(LISTED ENTRIES)
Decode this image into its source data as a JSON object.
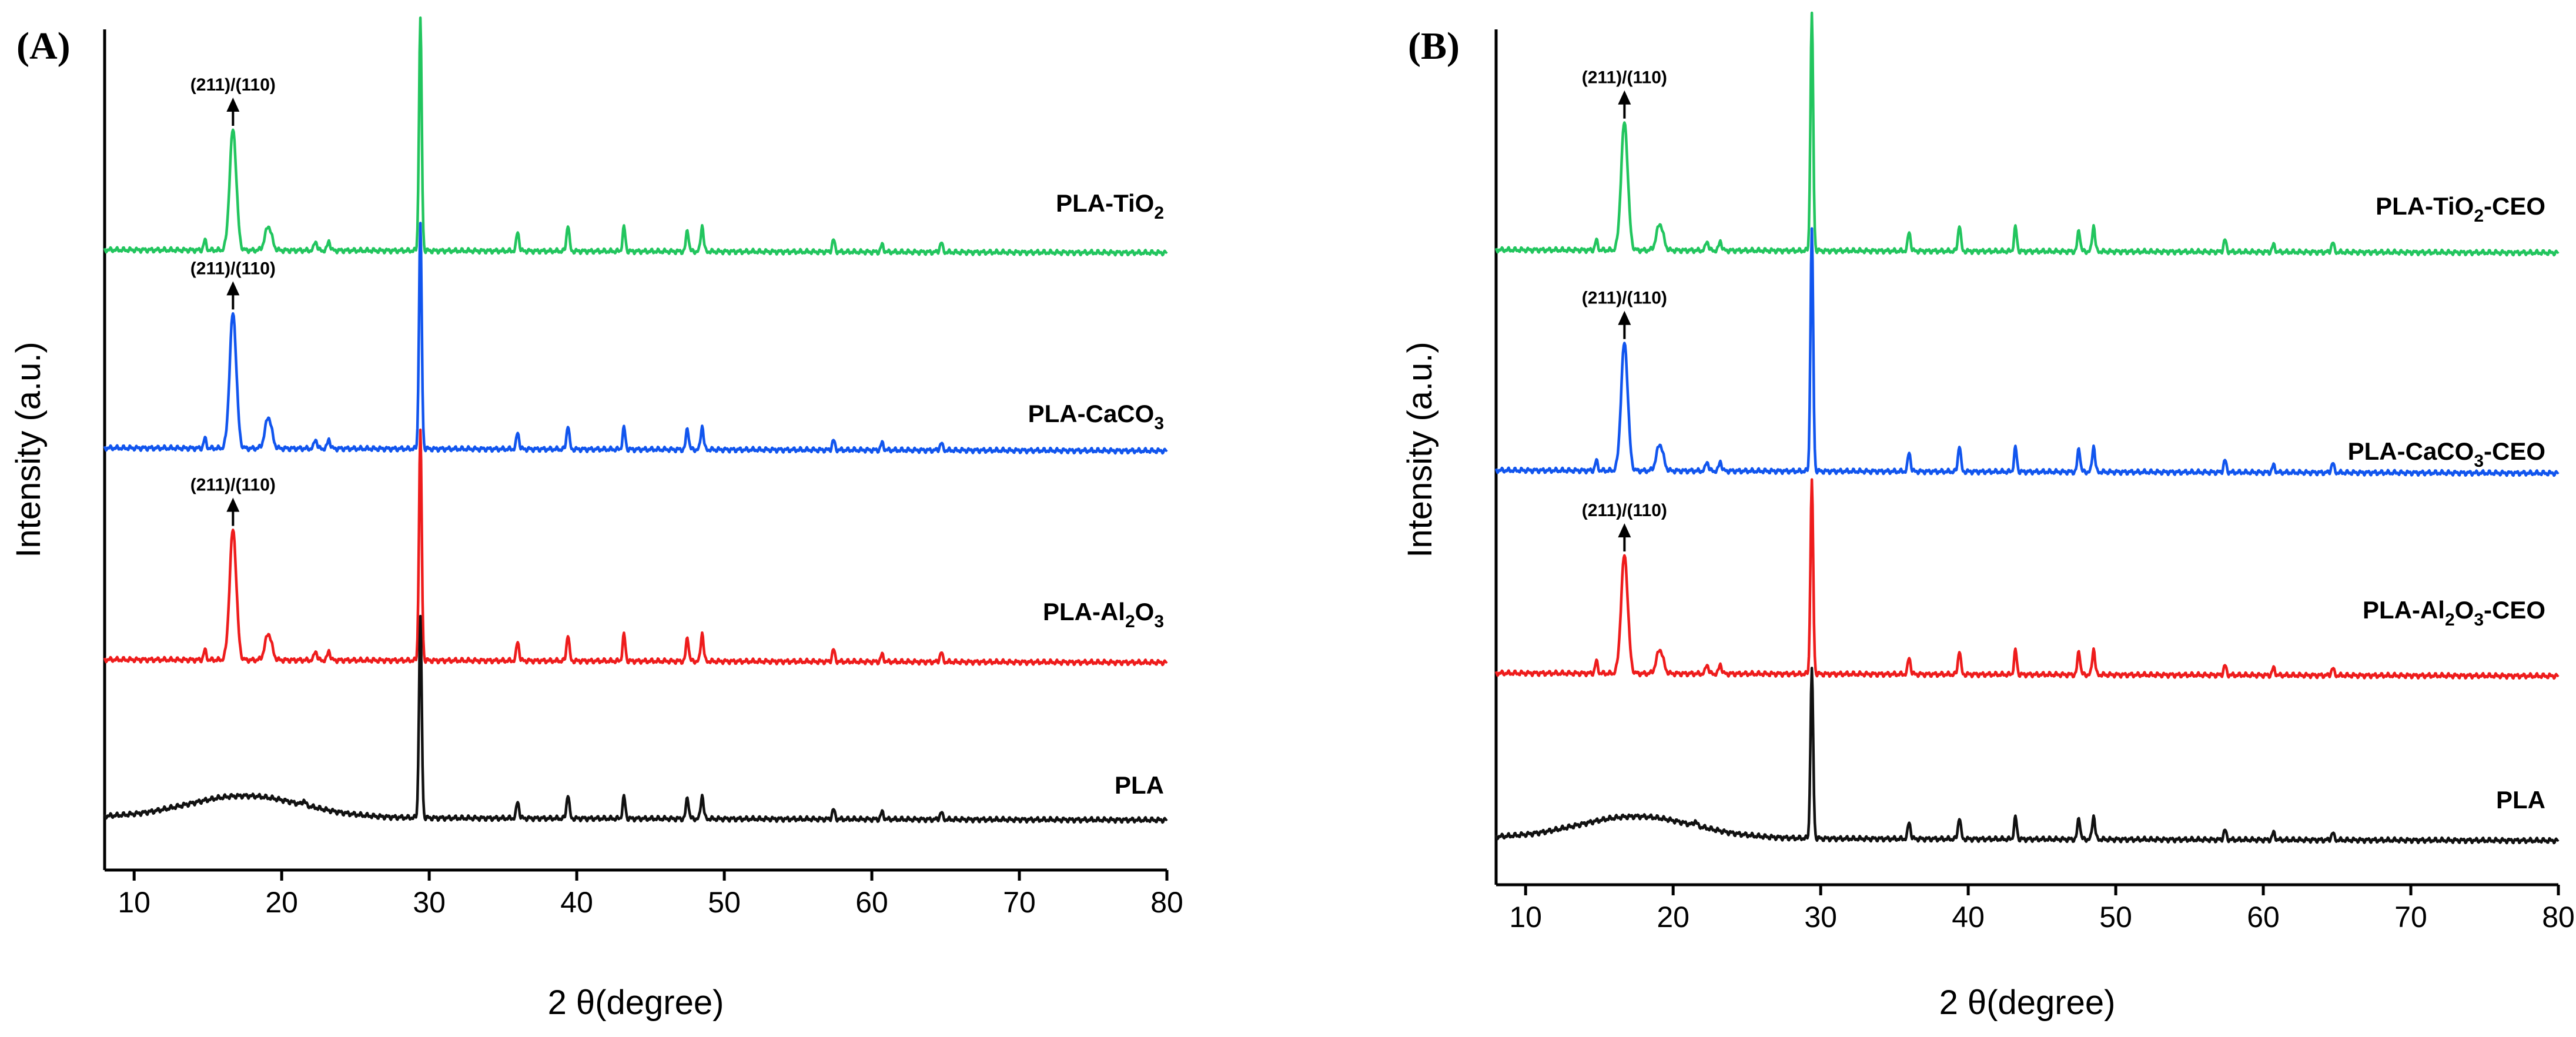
{
  "chart_data": [
    {
      "type": "line",
      "panel": "(A)",
      "xlabel": "2 θ(degree)",
      "ylabel": "Intensity (a.u.)",
      "xlim": [
        8,
        80
      ],
      "xticks": [
        10,
        20,
        30,
        40,
        50,
        60,
        70,
        80
      ],
      "yticks_shown": false,
      "annotations": [
        {
          "text": "(211)/(110)",
          "x": 16.7,
          "series": "PLA-TiO2"
        },
        {
          "text": "(211)/(110)",
          "x": 16.7,
          "series": "PLA-CaCO3"
        },
        {
          "text": "(211)/(110)",
          "x": 16.7,
          "series": "PLA-Al2O3"
        }
      ],
      "series": [
        {
          "name": "PLA-TiO2",
          "label_main": "PLA-TiO",
          "label_sub": "2",
          "label_suffix": "",
          "color": "#22c55e",
          "offset": 3,
          "amorphous_hump": false,
          "peaks": [
            [
              14.8,
              0.04
            ],
            [
              16.7,
              0.5
            ],
            [
              19.1,
              0.1
            ],
            [
              22.3,
              0.04
            ],
            [
              23.2,
              0.04
            ],
            [
              29.4,
              0.96
            ],
            [
              36.0,
              0.08
            ],
            [
              39.4,
              0.11
            ],
            [
              43.2,
              0.1
            ],
            [
              47.5,
              0.09
            ],
            [
              48.5,
              0.11
            ],
            [
              57.4,
              0.05
            ],
            [
              60.7,
              0.03
            ],
            [
              64.7,
              0.04
            ]
          ]
        },
        {
          "name": "PLA-CaCO3",
          "label_main": "PLA-CaCO",
          "label_sub": "3",
          "label_suffix": "",
          "color": "#1155ee",
          "offset": 2,
          "amorphous_hump": false,
          "peaks": [
            [
              14.8,
              0.04
            ],
            [
              16.7,
              0.56
            ],
            [
              19.1,
              0.13
            ],
            [
              22.3,
              0.04
            ],
            [
              23.2,
              0.04
            ],
            [
              29.4,
              0.93
            ],
            [
              36.0,
              0.07
            ],
            [
              39.4,
              0.1
            ],
            [
              43.2,
              0.09
            ],
            [
              47.5,
              0.09
            ],
            [
              48.5,
              0.1
            ],
            [
              57.4,
              0.04
            ],
            [
              60.7,
              0.03
            ],
            [
              64.7,
              0.03
            ]
          ]
        },
        {
          "name": "PLA-Al2O3",
          "label_main": "PLA-Al",
          "label_sub": "2",
          "label_suffix": "O",
          "label_sub2": "3",
          "color": "#ee1c1c",
          "offset": 1,
          "amorphous_hump": false,
          "peaks": [
            [
              14.8,
              0.04
            ],
            [
              16.7,
              0.54
            ],
            [
              19.1,
              0.11
            ],
            [
              22.3,
              0.04
            ],
            [
              23.2,
              0.04
            ],
            [
              29.4,
              0.95
            ],
            [
              36.0,
              0.08
            ],
            [
              39.4,
              0.11
            ],
            [
              43.2,
              0.11
            ],
            [
              47.5,
              0.1
            ],
            [
              48.5,
              0.12
            ],
            [
              57.4,
              0.05
            ],
            [
              60.7,
              0.03
            ],
            [
              64.7,
              0.04
            ]
          ]
        },
        {
          "name": "PLA",
          "label_main": "PLA",
          "label_sub": "",
          "label_suffix": "",
          "color": "#111111",
          "offset": 0,
          "amorphous_hump": true,
          "peaks": [
            [
              21.5,
              0.02
            ],
            [
              29.4,
              0.83
            ],
            [
              36.0,
              0.07
            ],
            [
              39.4,
              0.1
            ],
            [
              43.2,
              0.09
            ],
            [
              47.5,
              0.09
            ],
            [
              48.5,
              0.1
            ],
            [
              57.4,
              0.04
            ],
            [
              60.7,
              0.03
            ],
            [
              64.7,
              0.03
            ]
          ]
        }
      ]
    },
    {
      "type": "line",
      "panel": "(B)",
      "xlabel": "2 θ(degree)",
      "ylabel": "Intensity (a.u.)",
      "xlim": [
        8,
        80
      ],
      "xticks": [
        10,
        20,
        30,
        40,
        50,
        60,
        70,
        80
      ],
      "yticks_shown": false,
      "annotations": [
        {
          "text": "(211)/(110)",
          "x": 16.7,
          "series": "PLA-TiO2-CEO"
        },
        {
          "text": "(211)/(110)",
          "x": 16.7,
          "series": "PLA-CaCO3-CEO"
        },
        {
          "text": "(211)/(110)",
          "x": 16.7,
          "series": "PLA-Al2O3-CEO"
        }
      ],
      "series": [
        {
          "name": "PLA-TiO2-CEO",
          "label_main": "PLA-TiO",
          "label_sub": "2",
          "label_suffix": "-CEO",
          "color": "#22c55e",
          "offset": 3,
          "amorphous_hump": false,
          "peaks": [
            [
              14.8,
              0.04
            ],
            [
              16.7,
              0.53
            ],
            [
              19.1,
              0.11
            ],
            [
              22.3,
              0.04
            ],
            [
              23.2,
              0.04
            ],
            [
              29.4,
              0.98
            ],
            [
              36.0,
              0.08
            ],
            [
              39.4,
              0.11
            ],
            [
              43.2,
              0.1
            ],
            [
              47.5,
              0.09
            ],
            [
              48.5,
              0.11
            ],
            [
              57.4,
              0.05
            ],
            [
              60.7,
              0.03
            ],
            [
              64.7,
              0.04
            ]
          ]
        },
        {
          "name": "PLA-CaCO3-CEO",
          "label_main": "PLA-CaCO",
          "label_sub": "3",
          "label_suffix": "-CEO",
          "color": "#1155ee",
          "offset": 2,
          "amorphous_hump": false,
          "peaks": [
            [
              14.8,
              0.04
            ],
            [
              16.7,
              0.53
            ],
            [
              19.1,
              0.11
            ],
            [
              22.3,
              0.04
            ],
            [
              23.2,
              0.04
            ],
            [
              29.4,
              1.0
            ],
            [
              36.0,
              0.08
            ],
            [
              39.4,
              0.11
            ],
            [
              43.2,
              0.1
            ],
            [
              47.5,
              0.1
            ],
            [
              48.5,
              0.11
            ],
            [
              57.4,
              0.05
            ],
            [
              60.7,
              0.03
            ],
            [
              64.7,
              0.04
            ]
          ]
        },
        {
          "name": "PLA-Al2O3-CEO",
          "label_main": "PLA-Al",
          "label_sub": "2",
          "label_suffix": "O",
          "label_sub2": "3",
          "label_suffix2": "-CEO",
          "color": "#ee1c1c",
          "offset": 1,
          "amorphous_hump": false,
          "peaks": [
            [
              14.8,
              0.05
            ],
            [
              16.7,
              0.49
            ],
            [
              19.1,
              0.1
            ],
            [
              22.3,
              0.04
            ],
            [
              23.2,
              0.04
            ],
            [
              29.4,
              0.8
            ],
            [
              36.0,
              0.07
            ],
            [
              39.4,
              0.1
            ],
            [
              43.2,
              0.1
            ],
            [
              47.5,
              0.1
            ],
            [
              48.5,
              0.11
            ],
            [
              57.4,
              0.04
            ],
            [
              60.7,
              0.03
            ],
            [
              64.7,
              0.03
            ]
          ]
        },
        {
          "name": "PLA",
          "label_main": "PLA",
          "label_sub": "",
          "label_suffix": "",
          "color": "#111111",
          "offset": 0,
          "amorphous_hump": true,
          "peaks": [
            [
              21.5,
              0.02
            ],
            [
              29.4,
              0.7
            ],
            [
              36.0,
              0.07
            ],
            [
              39.4,
              0.09
            ],
            [
              43.2,
              0.09
            ],
            [
              47.5,
              0.09
            ],
            [
              48.5,
              0.1
            ],
            [
              57.4,
              0.04
            ],
            [
              60.7,
              0.03
            ],
            [
              64.7,
              0.03
            ]
          ]
        }
      ]
    }
  ]
}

(EXERCISE OBJECTIVE) Each entry must be retyped word for word, with every image omitted.

(EXERCISE SOLUTION)
Decode this image into its source data as a JSON object.
{
  "chart_data": [
    {
      "type": "line",
      "panel": "(A)",
      "xlabel": "2 θ(degree)",
      "ylabel": "Intensity (a.u.)",
      "xlim": [
        8,
        80
      ],
      "xticks": [
        10,
        20,
        30,
        40,
        50,
        60,
        70,
        80
      ],
      "yticks_shown": false,
      "annotations": [
        {
          "text": "(211)/(110)",
          "x": 16.7,
          "series": "PLA-TiO2"
        },
        {
          "text": "(211)/(110)",
          "x": 16.7,
          "series": "PLA-CaCO3"
        },
        {
          "text": "(211)/(110)",
          "x": 16.7,
          "series": "PLA-Al2O3"
        }
      ],
      "series": [
        {
          "name": "PLA-TiO2",
          "label_main": "PLA-TiO",
          "label_sub": "2",
          "label_suffix": "",
          "color": "#22c55e",
          "offset": 3,
          "amorphous_hump": false,
          "peaks": [
            [
              14.8,
              0.04
            ],
            [
              16.7,
              0.5
            ],
            [
              19.1,
              0.1
            ],
            [
              22.3,
              0.04
            ],
            [
              23.2,
              0.04
            ],
            [
              29.4,
              0.96
            ],
            [
              36.0,
              0.08
            ],
            [
              39.4,
              0.11
            ],
            [
              43.2,
              0.1
            ],
            [
              47.5,
              0.09
            ],
            [
              48.5,
              0.11
            ],
            [
              57.4,
              0.05
            ],
            [
              60.7,
              0.03
            ],
            [
              64.7,
              0.04
            ]
          ]
        },
        {
          "name": "PLA-CaCO3",
          "label_main": "PLA-CaCO",
          "label_sub": "3",
          "label_suffix": "",
          "color": "#1155ee",
          "offset": 2,
          "amorphous_hump": false,
          "peaks": [
            [
              14.8,
              0.04
            ],
            [
              16.7,
              0.56
            ],
            [
              19.1,
              0.13
            ],
            [
              22.3,
              0.04
            ],
            [
              23.2,
              0.04
            ],
            [
              29.4,
              0.93
            ],
            [
              36.0,
              0.07
            ],
            [
              39.4,
              0.1
            ],
            [
              43.2,
              0.09
            ],
            [
              47.5,
              0.09
            ],
            [
              48.5,
              0.1
            ],
            [
              57.4,
              0.04
            ],
            [
              60.7,
              0.03
            ],
            [
              64.7,
              0.03
            ]
          ]
        },
        {
          "name": "PLA-Al2O3",
          "label_main": "PLA-Al",
          "label_sub": "2",
          "label_suffix": "O",
          "label_sub2": "3",
          "color": "#ee1c1c",
          "offset": 1,
          "amorphous_hump": false,
          "peaks": [
            [
              14.8,
              0.04
            ],
            [
              16.7,
              0.54
            ],
            [
              19.1,
              0.11
            ],
            [
              22.3,
              0.04
            ],
            [
              23.2,
              0.04
            ],
            [
              29.4,
              0.95
            ],
            [
              36.0,
              0.08
            ],
            [
              39.4,
              0.11
            ],
            [
              43.2,
              0.11
            ],
            [
              47.5,
              0.1
            ],
            [
              48.5,
              0.12
            ],
            [
              57.4,
              0.05
            ],
            [
              60.7,
              0.03
            ],
            [
              64.7,
              0.04
            ]
          ]
        },
        {
          "name": "PLA",
          "label_main": "PLA",
          "label_sub": "",
          "label_suffix": "",
          "color": "#111111",
          "offset": 0,
          "amorphous_hump": true,
          "peaks": [
            [
              21.5,
              0.02
            ],
            [
              29.4,
              0.83
            ],
            [
              36.0,
              0.07
            ],
            [
              39.4,
              0.1
            ],
            [
              43.2,
              0.09
            ],
            [
              47.5,
              0.09
            ],
            [
              48.5,
              0.1
            ],
            [
              57.4,
              0.04
            ],
            [
              60.7,
              0.03
            ],
            [
              64.7,
              0.03
            ]
          ]
        }
      ]
    },
    {
      "type": "line",
      "panel": "(B)",
      "xlabel": "2 θ(degree)",
      "ylabel": "Intensity (a.u.)",
      "xlim": [
        8,
        80
      ],
      "xticks": [
        10,
        20,
        30,
        40,
        50,
        60,
        70,
        80
      ],
      "yticks_shown": false,
      "annotations": [
        {
          "text": "(211)/(110)",
          "x": 16.7,
          "series": "PLA-TiO2-CEO"
        },
        {
          "text": "(211)/(110)",
          "x": 16.7,
          "series": "PLA-CaCO3-CEO"
        },
        {
          "text": "(211)/(110)",
          "x": 16.7,
          "series": "PLA-Al2O3-CEO"
        }
      ],
      "series": [
        {
          "name": "PLA-TiO2-CEO",
          "label_main": "PLA-TiO",
          "label_sub": "2",
          "label_suffix": "-CEO",
          "color": "#22c55e",
          "offset": 3,
          "amorphous_hump": false,
          "peaks": [
            [
              14.8,
              0.04
            ],
            [
              16.7,
              0.53
            ],
            [
              19.1,
              0.11
            ],
            [
              22.3,
              0.04
            ],
            [
              23.2,
              0.04
            ],
            [
              29.4,
              0.98
            ],
            [
              36.0,
              0.08
            ],
            [
              39.4,
              0.11
            ],
            [
              43.2,
              0.1
            ],
            [
              47.5,
              0.09
            ],
            [
              48.5,
              0.11
            ],
            [
              57.4,
              0.05
            ],
            [
              60.7,
              0.03
            ],
            [
              64.7,
              0.04
            ]
          ]
        },
        {
          "name": "PLA-CaCO3-CEO",
          "label_main": "PLA-CaCO",
          "label_sub": "3",
          "label_suffix": "-CEO",
          "color": "#1155ee",
          "offset": 2,
          "amorphous_hump": false,
          "peaks": [
            [
              14.8,
              0.04
            ],
            [
              16.7,
              0.53
            ],
            [
              19.1,
              0.11
            ],
            [
              22.3,
              0.04
            ],
            [
              23.2,
              0.04
            ],
            [
              29.4,
              1.0
            ],
            [
              36.0,
              0.08
            ],
            [
              39.4,
              0.11
            ],
            [
              43.2,
              0.1
            ],
            [
              47.5,
              0.1
            ],
            [
              48.5,
              0.11
            ],
            [
              57.4,
              0.05
            ],
            [
              60.7,
              0.03
            ],
            [
              64.7,
              0.04
            ]
          ]
        },
        {
          "name": "PLA-Al2O3-CEO",
          "label_main": "PLA-Al",
          "label_sub": "2",
          "label_suffix": "O",
          "label_sub2": "3",
          "label_suffix2": "-CEO",
          "color": "#ee1c1c",
          "offset": 1,
          "amorphous_hump": false,
          "peaks": [
            [
              14.8,
              0.05
            ],
            [
              16.7,
              0.49
            ],
            [
              19.1,
              0.1
            ],
            [
              22.3,
              0.04
            ],
            [
              23.2,
              0.04
            ],
            [
              29.4,
              0.8
            ],
            [
              36.0,
              0.07
            ],
            [
              39.4,
              0.1
            ],
            [
              43.2,
              0.1
            ],
            [
              47.5,
              0.1
            ],
            [
              48.5,
              0.11
            ],
            [
              57.4,
              0.04
            ],
            [
              60.7,
              0.03
            ],
            [
              64.7,
              0.03
            ]
          ]
        },
        {
          "name": "PLA",
          "label_main": "PLA",
          "label_sub": "",
          "label_suffix": "",
          "color": "#111111",
          "offset": 0,
          "amorphous_hump": true,
          "peaks": [
            [
              21.5,
              0.02
            ],
            [
              29.4,
              0.7
            ],
            [
              36.0,
              0.07
            ],
            [
              39.4,
              0.09
            ],
            [
              43.2,
              0.09
            ],
            [
              47.5,
              0.09
            ],
            [
              48.5,
              0.1
            ],
            [
              57.4,
              0.04
            ],
            [
              60.7,
              0.03
            ],
            [
              64.7,
              0.03
            ]
          ]
        }
      ]
    }
  ]
}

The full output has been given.